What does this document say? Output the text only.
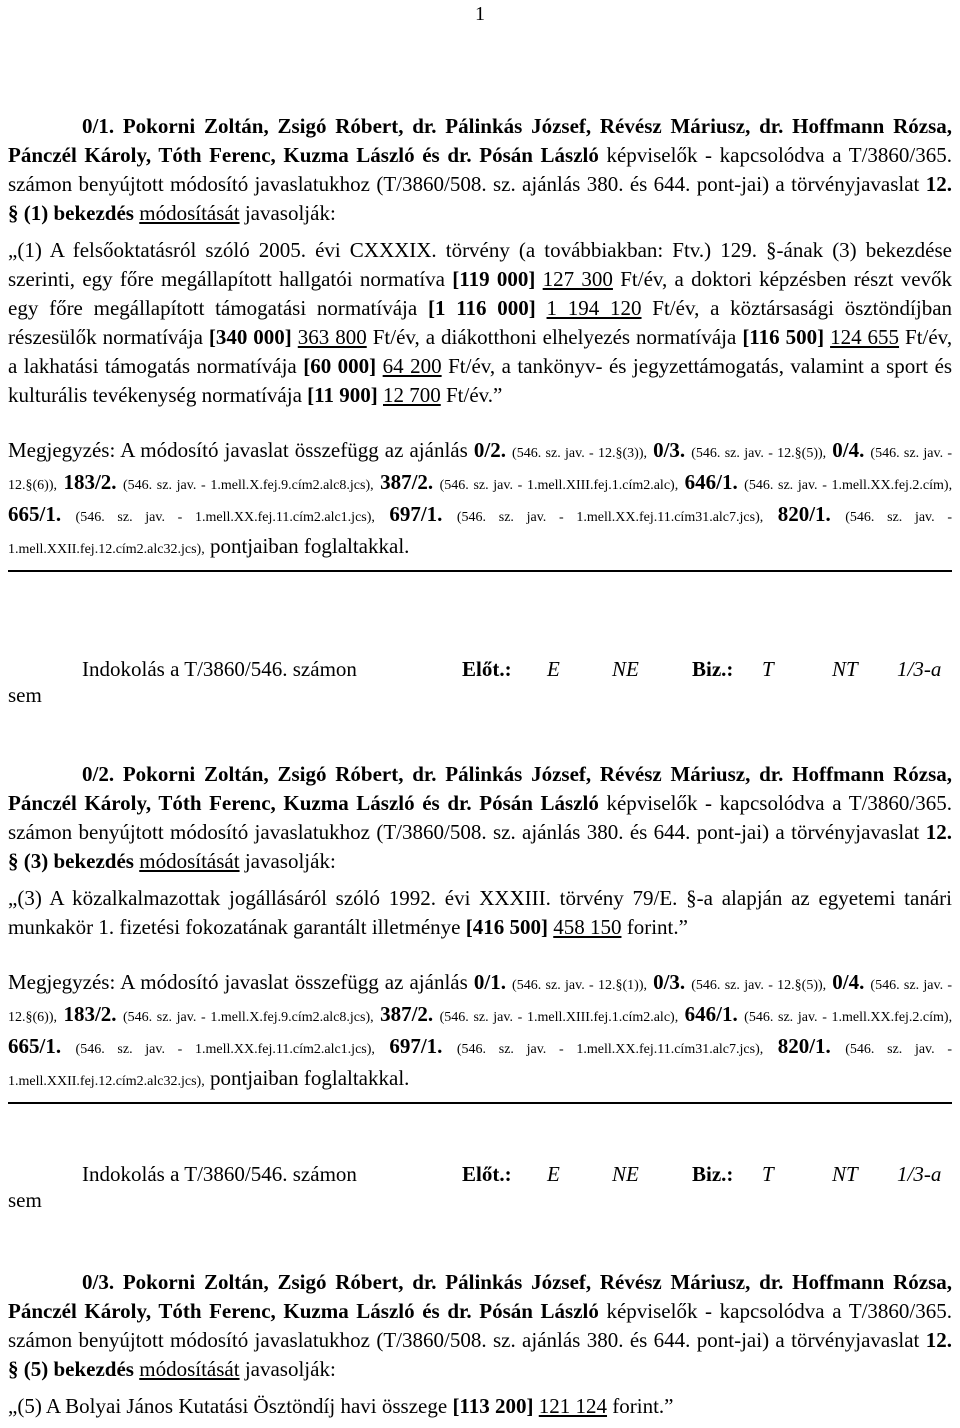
1

0/1. Pokorni Zoltán, Zsigó Róbert, dr. Pálinkás József, Révész Máriusz, dr. Hoffmann Rózsa, Pánczél Károly, Tóth Ferenc, Kuzma László és dr. Pósán László képviselők - kapcsolódva a T/3860/365. számon benyújtott módosító javaslatukhoz (T/3860/508. sz. ajánlás 380. és 644. pont-jai) a törvényjavaslat 12. § (1) bekezdés módosítását javasolják:

„(1) A felsőoktatásról szóló 2005. évi CXXXIX. törvény (a továbbiakban: Ftv.) 129. §-ának (3) bekezdése szerinti, egy főre megállapított hallgatói normatíva [119 000] 127 300 Ft/év, a doktori képzésben részt vevők egy főre megállapított támogatási normatívája [1 116 000] 1 194 120 Ft/év, a köztársasági ösztöndíjban részesülők normatívája [340 000] 363 800 Ft/év, a diákotthoni elhelyezés normatívája [116 500] 124 655 Ft/év, a lakhatási támogatás normatívája [60 000] 64 200 Ft/év, a tankönyv- és jegyzettámogatás, valamint a sport és kulturális tevékenység normatívája [11 900] 12 700 Ft/év.”

Megjegyzés: A módosító javaslat összefügg az ajánlás 0/2. (546. sz. jav. - 12.§(3)), 0/3. (546. sz. jav. - 12.§(5)), 0/4. (546. sz. jav. - 12.§(6)), 183/2. (546. sz. jav. - 1.mell.X.fej.9.cím2.alc8.jcs), 387/2. (546. sz. jav. - 1.mell.XIII.fej.1.cím2.alc), 646/1. (546. sz. jav. - 1.mell.XX.fej.2.cím), 665/1. (546. sz. jav. - 1.mell.XX.fej.11.cím2.alc1.jcs), 697/1. (546. sz. jav. - 1.mell.XX.fej.11.cím31.alc7.jcs), 820/1. (546. sz. jav. - 1.mell.XXII.fej.12.cím2.alc32.jcs), pontjaiban foglaltakkal.

sem
Indokolás a T/3860/546. számon	Előt.: E NE	Biz.: T	NT 1/3-a

0/2. Pokorni Zoltán, Zsigó Róbert, dr. Pálinkás József, Révész Máriusz, dr. Hoffmann Rózsa, Pánczél Károly, Tóth Ferenc, Kuzma László és dr. Pósán László képviselők - kapcsolódva a T/3860/365. számon benyújtott módosító javaslatukhoz (T/3860/508. sz. ajánlás 380. és 644. pont-jai) a törvényjavaslat 12. § (3) bekezdés módosítását javasolják:

„(3) A közalkalmazottak jogállásáról szóló 1992. évi XXXIII. törvény 79/E. §-a alapján az egyetemi tanári munkakör 1. fizetési fokozatának garantált illetménye [416 500] 458 150 forint.”

Megjegyzés: A módosító javaslat összefügg az ajánlás 0/1. (546. sz. jav. - 12.§(1)), 0/3. (546. sz. jav. - 12.§(5)), 0/4. (546. sz. jav. - 12.§(6)), 183/2. (546. sz. jav. - 1.mell.X.fej.9.cím2.alc8.jcs), 387/2. (546. sz. jav. - 1.mell.XIII.fej.1.cím2.alc), 646/1. (546. sz. jav. - 1.mell.XX.fej.2.cím), 665/1. (546. sz. jav. - 1.mell.XX.fej.11.cím2.alc1.jcs), 697/1. (546. sz. jav. - 1.mell.XX.fej.11.cím31.alc7.jcs), 820/1. (546. sz. jav. - 1.mell.XXII.fej.12.cím2.alc32.jcs), pontjaiban foglaltakkal.

sem
Indokolás a T/3860/546. számon	Előt.: E NE	Biz.: T	NT 1/3-a

0/3. Pokorni Zoltán, Zsigó Róbert, dr. Pálinkás József, Révész Máriusz, dr. Hoffmann Rózsa, Pánczél Károly, Tóth Ferenc, Kuzma László és dr. Pósán László képviselők - kapcsolódva a T/3860/365. számon benyújtott módosító javaslatukhoz (T/3860/508. sz. ajánlás 380. és 644. pont-jai) a törvényjavaslat 12. § (5) bekezdés módosítását javasolják:

„(5) A Bolyai János Kutatási Ösztöndíj havi összege [113 200] 121 124 forint.”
---+---
Stated problem: Identify how many lines in the entries above contain the word "forint" and provide only that figure.

Correct response: 2